» Exercise: Lines containing the word "What" need to be counted. Please reply with how many there are, and nothing else.

::::::

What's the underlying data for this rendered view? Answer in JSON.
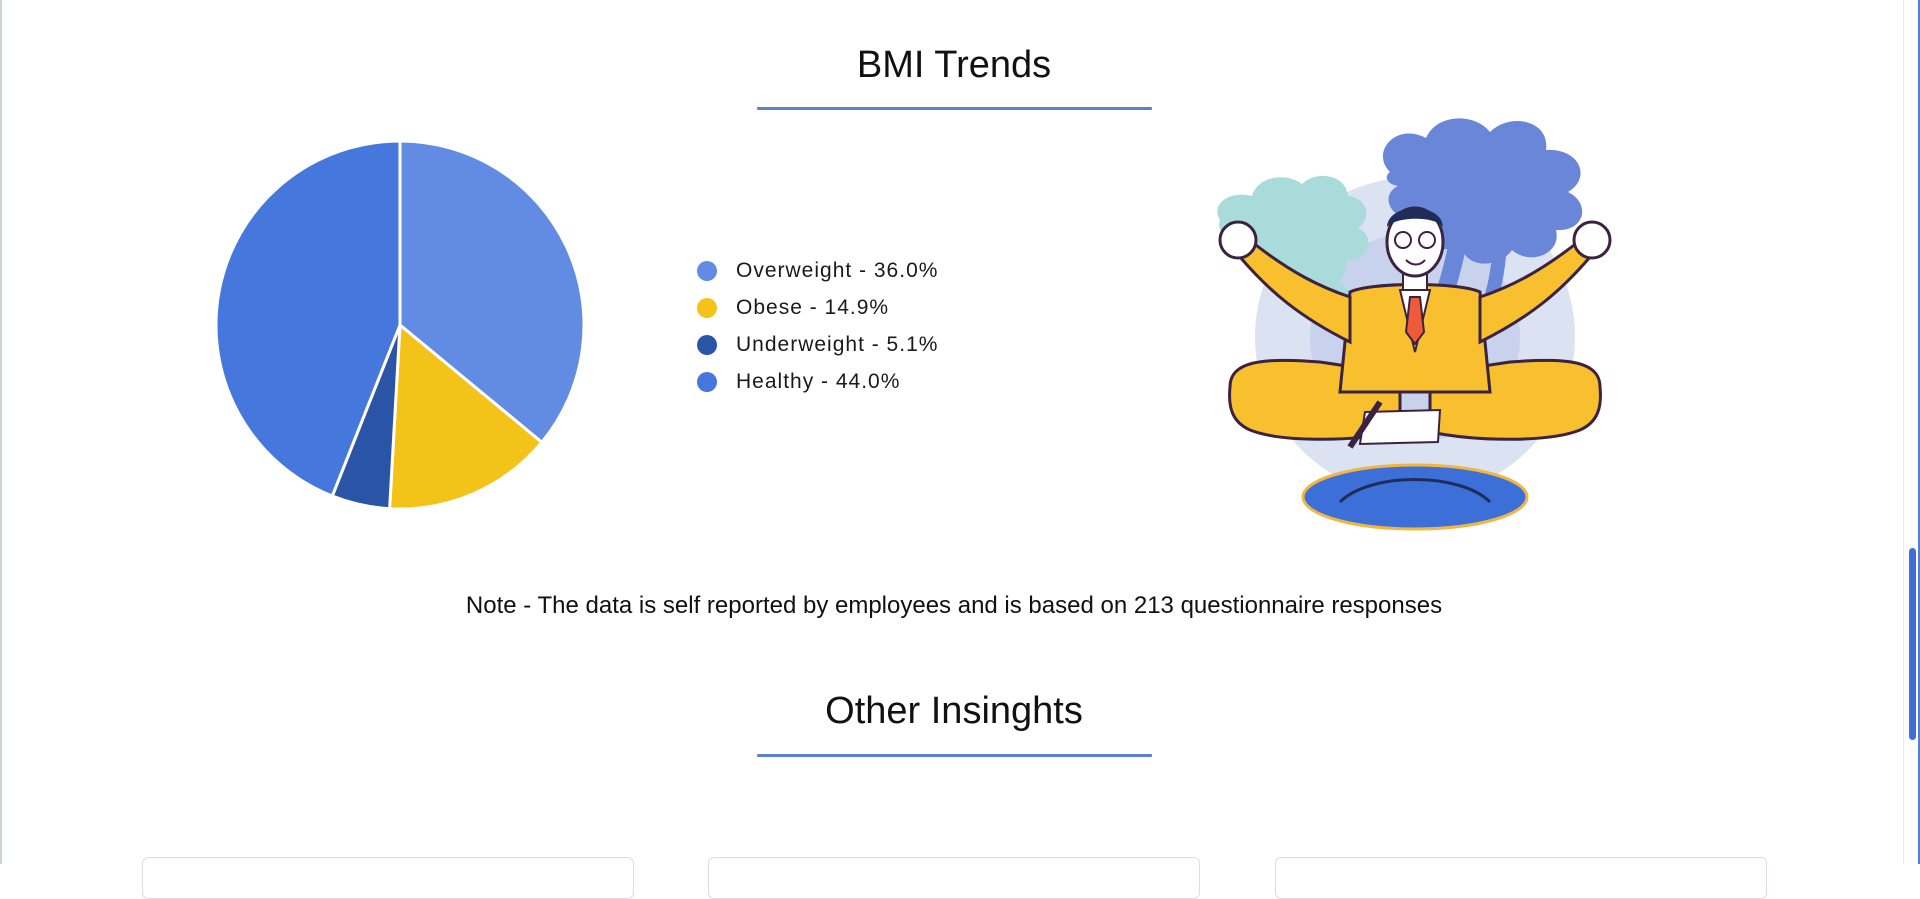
{
  "sections": {
    "bmi": {
      "title": "BMI Trends",
      "note": "Note - The data is self reported by employees and is based on 213 questionnaire responses"
    },
    "other": {
      "title": "Other Insinghts"
    }
  },
  "illustration": {
    "icon": "meditating-man-illustration"
  },
  "colors": {
    "overweight": "#628ce3",
    "obese": "#f4c31a",
    "underweight": "#2a55a6",
    "healthy": "#4677dc",
    "accent": "#5b7fd3"
  },
  "chart_data": {
    "type": "pie",
    "title": "",
    "slices": [
      {
        "name": "Overweight",
        "value": 36.0,
        "color": "#628ce3",
        "legend_label": "Overweight - 36.0%"
      },
      {
        "name": "Obese",
        "value": 14.9,
        "color": "#f4c31a",
        "legend_label": "Obese - 14.9%"
      },
      {
        "name": "Underweight",
        "value": 5.1,
        "color": "#2a55a6",
        "legend_label": "Underweight - 5.1%"
      },
      {
        "name": "Healthy",
        "value": 44.0,
        "color": "#4677dc",
        "legend_label": "Healthy - 44.0%"
      }
    ],
    "legend_placement": "right"
  }
}
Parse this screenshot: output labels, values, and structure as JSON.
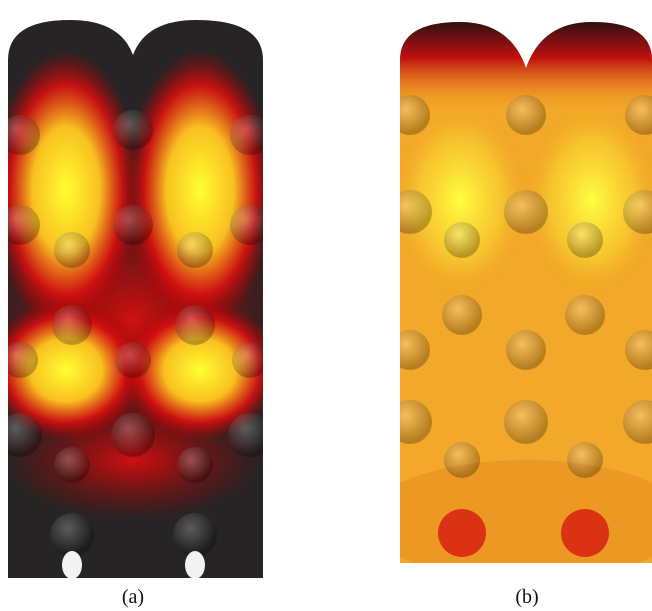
{
  "panels": [
    {
      "label": "(a)"
    },
    {
      "label": "(b)"
    }
  ]
}
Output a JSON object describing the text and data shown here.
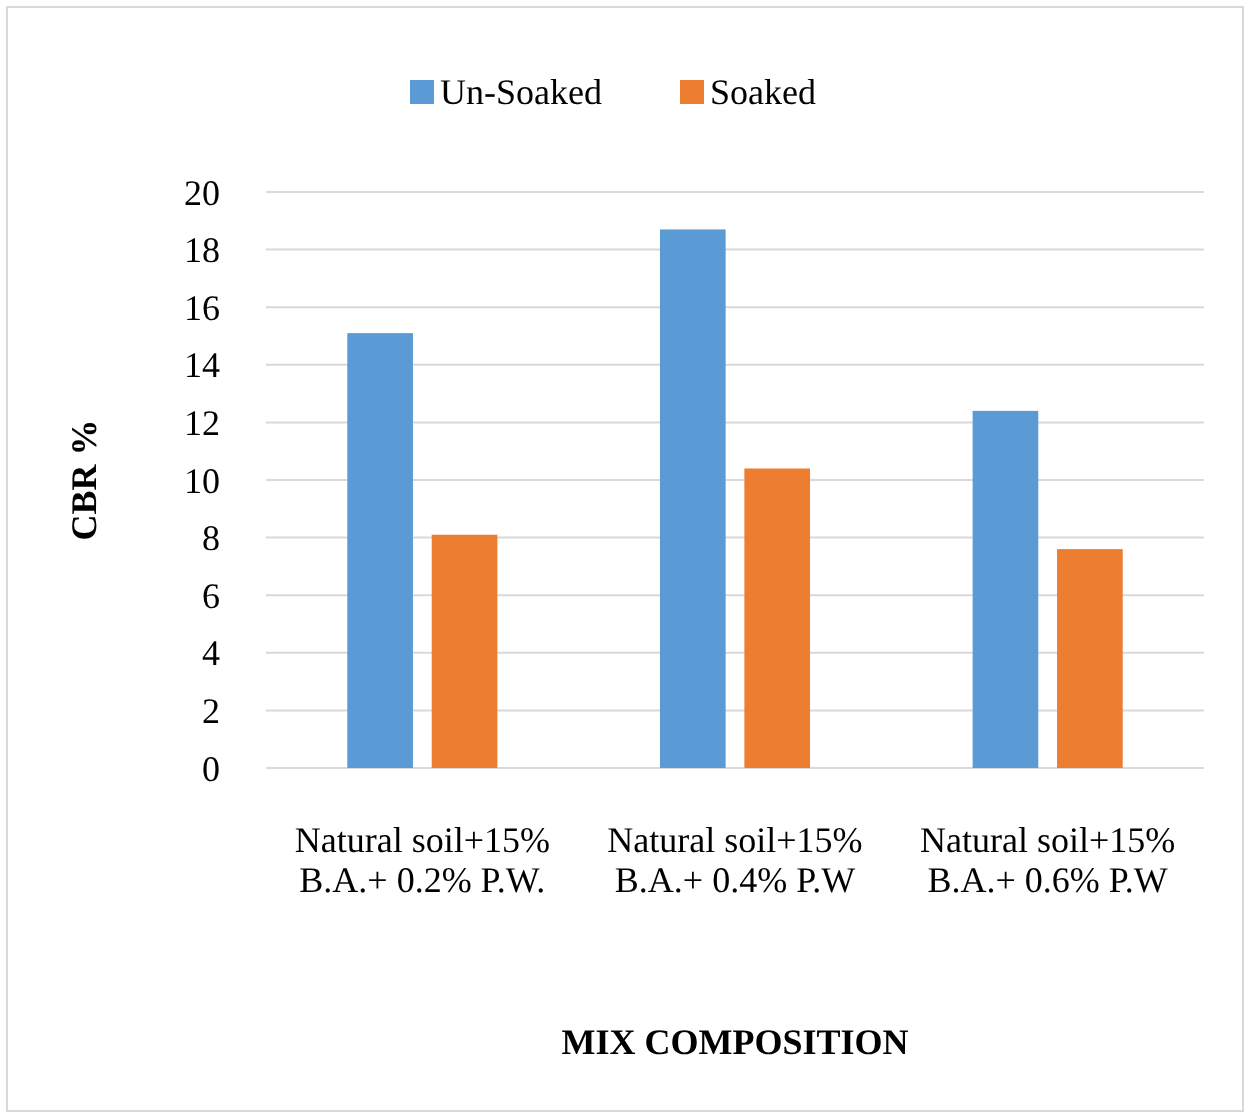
{
  "chart_data": {
    "type": "bar",
    "categories": [
      "Natural soil+15% B.A.+ 0.2% P.W.",
      "Natural soil+15% B.A.+ 0.4% P.W",
      "Natural soil+15% B.A.+ 0.6% P.W"
    ],
    "series": [
      {
        "name": "Un-Soaked",
        "color": "#5b9bd5",
        "values": [
          15.1,
          18.7,
          12.4
        ]
      },
      {
        "name": "Soaked",
        "color": "#ed7d31",
        "values": [
          8.1,
          10.4,
          7.6
        ]
      }
    ],
    "xlabel": "MIX COMPOSITION",
    "ylabel": "CBR %",
    "ylim": [
      0,
      20
    ],
    "yticks": [
      0,
      2,
      4,
      6,
      8,
      10,
      12,
      14,
      16,
      18,
      20
    ],
    "grid": "y",
    "legend": "top"
  }
}
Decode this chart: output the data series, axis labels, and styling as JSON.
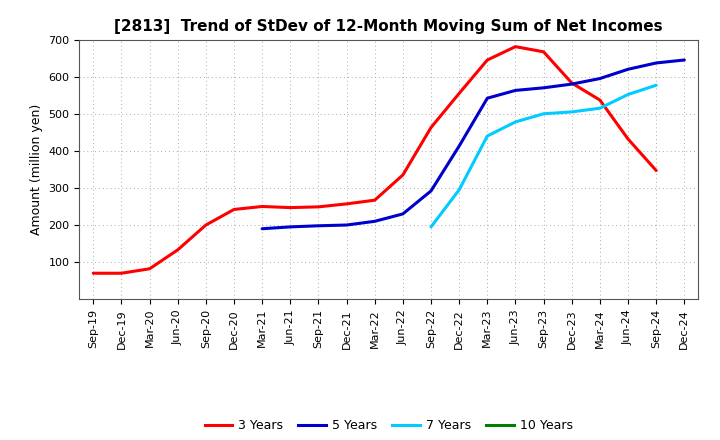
{
  "title": "[2813]  Trend of StDev of 12-Month Moving Sum of Net Incomes",
  "ylabel": "Amount (million yen)",
  "background_color": "#ffffff",
  "grid_color": "#aaaaaa",
  "ylim": [
    0,
    700
  ],
  "yticks": [
    100,
    200,
    300,
    400,
    500,
    600,
    700
  ],
  "x_labels": [
    "Sep-19",
    "Dec-19",
    "Mar-20",
    "Jun-20",
    "Sep-20",
    "Dec-20",
    "Mar-21",
    "Jun-21",
    "Sep-21",
    "Dec-21",
    "Mar-22",
    "Jun-22",
    "Sep-22",
    "Dec-22",
    "Mar-23",
    "Jun-23",
    "Sep-23",
    "Dec-23",
    "Mar-24",
    "Jun-24",
    "Sep-24",
    "Dec-24"
  ],
  "series": {
    "3 Years": {
      "color": "#ff0000",
      "values": [
        70,
        70,
        82,
        133,
        200,
        242,
        250,
        247,
        249,
        257,
        267,
        335,
        463,
        555,
        645,
        681,
        667,
        583,
        537,
        432,
        347,
        null
      ]
    },
    "5 Years": {
      "color": "#0000cc",
      "values": [
        null,
        null,
        null,
        null,
        null,
        null,
        190,
        195,
        198,
        200,
        210,
        230,
        292,
        413,
        542,
        563,
        570,
        580,
        595,
        620,
        637,
        645
      ]
    },
    "7 Years": {
      "color": "#00ccff",
      "values": [
        null,
        null,
        null,
        null,
        null,
        null,
        null,
        null,
        null,
        null,
        null,
        null,
        195,
        295,
        440,
        478,
        500,
        505,
        515,
        552,
        577,
        null
      ]
    },
    "10 Years": {
      "color": "#008000",
      "values": [
        null,
        null,
        null,
        null,
        null,
        null,
        null,
        null,
        null,
        null,
        null,
        null,
        null,
        null,
        null,
        null,
        null,
        null,
        null,
        null,
        null,
        null
      ]
    }
  },
  "legend_order": [
    "3 Years",
    "5 Years",
    "7 Years",
    "10 Years"
  ],
  "title_fontsize": 11,
  "ylabel_fontsize": 9,
  "tick_fontsize": 8,
  "linewidth": 2.2
}
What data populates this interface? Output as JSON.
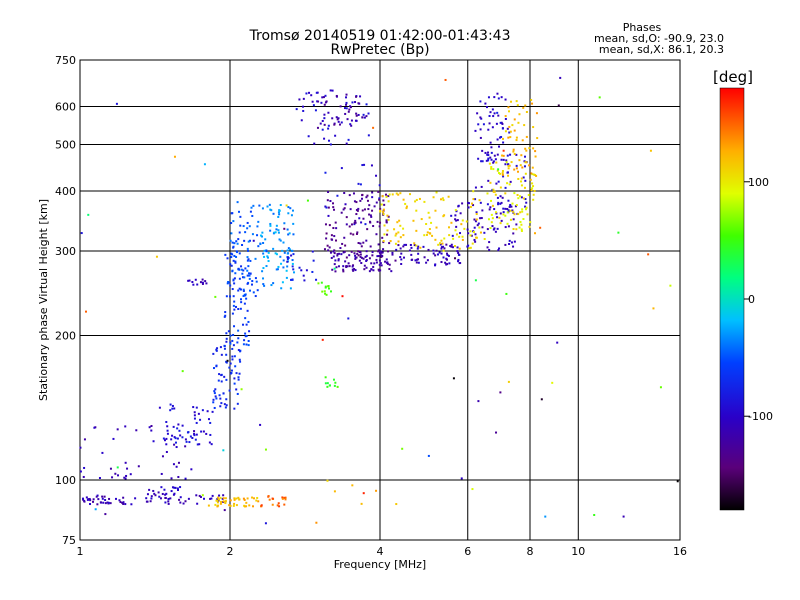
{
  "chart_data": {
    "type": "scatter",
    "title": "Tromsø 20140519 01:42:00-01:43:43",
    "subtitle": "RwPretec (Bp)",
    "xlabel": "Frequency [MHz]",
    "ylabel": "Stationary phase Virtual Height [km]",
    "x_scale": "log",
    "y_scale": "log",
    "xlim": [
      1,
      16
    ],
    "ylim": [
      75,
      750
    ],
    "x_ticks": [
      1,
      2,
      4,
      6,
      8,
      10,
      16
    ],
    "x_tick_labels": [
      "1",
      "2",
      "4",
      "6",
      "8",
      "10",
      "16"
    ],
    "y_ticks": [
      75,
      100,
      200,
      300,
      400,
      500,
      600,
      750
    ],
    "y_tick_labels": [
      "75",
      "100",
      "200",
      "300",
      "400",
      "500",
      "600",
      "750"
    ],
    "grid": true,
    "colorbar": {
      "label": "[deg]",
      "range": [
        -180,
        180
      ],
      "ticks": [
        100,
        0,
        -100
      ],
      "tick_labels": [
        "100",
        "0",
        "-100"
      ],
      "colormap": "rainbow"
    },
    "stats": {
      "heading": "Phases",
      "line1": "mean, sd,O: -90.9, 23.0",
      "line2": "mean, sd,X: 86.1, 20.3"
    },
    "clusters": [
      {
        "x": [
          1.0,
          1.95
        ],
        "y": [
          89,
          93
        ],
        "phase": -110,
        "n": 70
      },
      {
        "x": [
          1.35,
          1.6
        ],
        "y": [
          91,
          97
        ],
        "phase": -100,
        "n": 25
      },
      {
        "x": [
          1.8,
          2.3
        ],
        "y": [
          88,
          92
        ],
        "phase": 120,
        "n": 45
      },
      {
        "x": [
          2.3,
          2.6
        ],
        "y": [
          88,
          93
        ],
        "phase": 150,
        "n": 18
      },
      {
        "x": [
          1.0,
          1.7
        ],
        "y": [
          100,
          130
        ],
        "phase": -110,
        "n": 45
      },
      {
        "x": [
          1.4,
          1.85
        ],
        "y": [
          118,
          145
        ],
        "phase": -90,
        "n": 55
      },
      {
        "x": [
          1.85,
          2.1
        ],
        "y": [
          140,
          200
        ],
        "phase": -70,
        "n": 70
      },
      {
        "x": [
          1.95,
          2.2
        ],
        "y": [
          190,
          300
        ],
        "phase": -60,
        "n": 80
      },
      {
        "x": [
          2.0,
          2.3
        ],
        "y": [
          240,
          380
        ],
        "phase": -50,
        "n": 70
      },
      {
        "x": [
          2.3,
          2.7
        ],
        "y": [
          250,
          380
        ],
        "phase": -30,
        "n": 90
      },
      {
        "x": [
          1.6,
          1.8
        ],
        "y": [
          255,
          262
        ],
        "phase": -110,
        "n": 12
      },
      {
        "x": [
          2.6,
          3.0
        ],
        "y": [
          260,
          300
        ],
        "phase": -80,
        "n": 20
      },
      {
        "x": [
          2.7,
          3.8
        ],
        "y": [
          500,
          650
        ],
        "phase": -95,
        "n": 50
      },
      {
        "x": [
          3.0,
          3.8
        ],
        "y": [
          540,
          640
        ],
        "phase": -120,
        "n": 40
      },
      {
        "x": [
          3.0,
          4.0
        ],
        "y": [
          340,
          460
        ],
        "phase": -90,
        "n": 20
      },
      {
        "x": [
          3.1,
          4.2
        ],
        "y": [
          290,
          400
        ],
        "phase": -130,
        "n": 120
      },
      {
        "x": [
          3.2,
          4.3
        ],
        "y": [
          272,
          300
        ],
        "phase": -120,
        "n": 90
      },
      {
        "x": [
          4.3,
          5.8
        ],
        "y": [
          280,
          310
        ],
        "phase": -110,
        "n": 70
      },
      {
        "x": [
          5.5,
          7.6
        ],
        "y": [
          300,
          380
        ],
        "phase": -105,
        "n": 80
      },
      {
        "x": [
          6.2,
          7.9
        ],
        "y": [
          360,
          480
        ],
        "phase": -95,
        "n": 50
      },
      {
        "x": [
          6.2,
          7.3
        ],
        "y": [
          450,
          640
        ],
        "phase": -100,
        "n": 55
      },
      {
        "x": [
          4.0,
          6.5
        ],
        "y": [
          300,
          400
        ],
        "phase": 110,
        "n": 110
      },
      {
        "x": [
          6.5,
          8.2
        ],
        "y": [
          330,
          460
        ],
        "phase": 100,
        "n": 80
      },
      {
        "x": [
          7.0,
          8.3
        ],
        "y": [
          420,
          620
        ],
        "phase": 120,
        "n": 60
      },
      {
        "x": [
          3.0,
          3.2
        ],
        "y": [
          240,
          260
        ],
        "phase": 60,
        "n": 12
      },
      {
        "x": [
          3.1,
          3.3
        ],
        "y": [
          155,
          165
        ],
        "phase": 50,
        "n": 10
      },
      {
        "x": [
          3.0,
          4.5
        ],
        "y": [
          88,
          100
        ],
        "phase": 120,
        "n": 6
      },
      {
        "x": [
          1.0,
          16.0
        ],
        "y": [
          80,
          700
        ],
        "phase": 0,
        "n": 70,
        "random_phase": true
      }
    ]
  }
}
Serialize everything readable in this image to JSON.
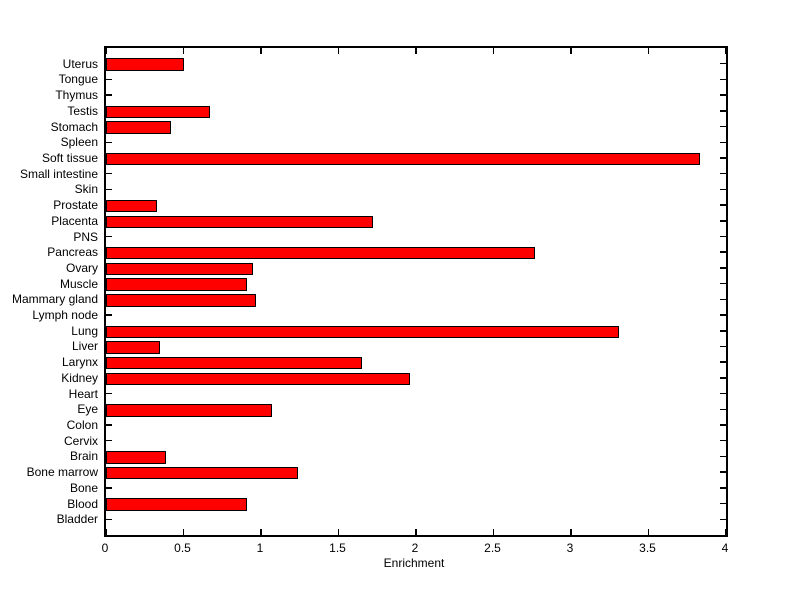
{
  "chart_data": {
    "type": "bar",
    "orientation": "horizontal",
    "title": "",
    "xlabel": "Enrichment",
    "ylabel": "",
    "xlim": [
      0,
      4
    ],
    "xticks": [
      0,
      0.5,
      1,
      1.5,
      2,
      2.5,
      3,
      3.5,
      4
    ],
    "xtick_labels": [
      "0",
      "0.5",
      "1",
      "1.5",
      "2",
      "2.5",
      "3",
      "3.5",
      "4"
    ],
    "categories": [
      "Uterus",
      "Tongue",
      "Thymus",
      "Testis",
      "Stomach",
      "Spleen",
      "Soft tissue",
      "Small intestine",
      "Skin",
      "Prostate",
      "Placenta",
      "PNS",
      "Pancreas",
      "Ovary",
      "Muscle",
      "Mammary gland",
      "Lymph node",
      "Lung",
      "Liver",
      "Larynx",
      "Kidney",
      "Heart",
      "Eye",
      "Colon",
      "Cervix",
      "Brain",
      "Bone marrow",
      "Bone",
      "Blood",
      "Bladder"
    ],
    "values": [
      0.5,
      0,
      0,
      0.67,
      0.42,
      0,
      3.83,
      0,
      0,
      0.33,
      1.72,
      0,
      2.77,
      0.95,
      0.91,
      0.97,
      0,
      3.31,
      0.35,
      1.65,
      1.96,
      0,
      1.07,
      0,
      0,
      0.39,
      1.24,
      0,
      0.91,
      0
    ],
    "bar_color": "#ff0000",
    "bar_border_color": "#000000",
    "axis_color": "#000000",
    "background_color": "#ffffff",
    "grid": false,
    "legend": null,
    "tick_direction": "in"
  }
}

::::::

» Output of the task: 2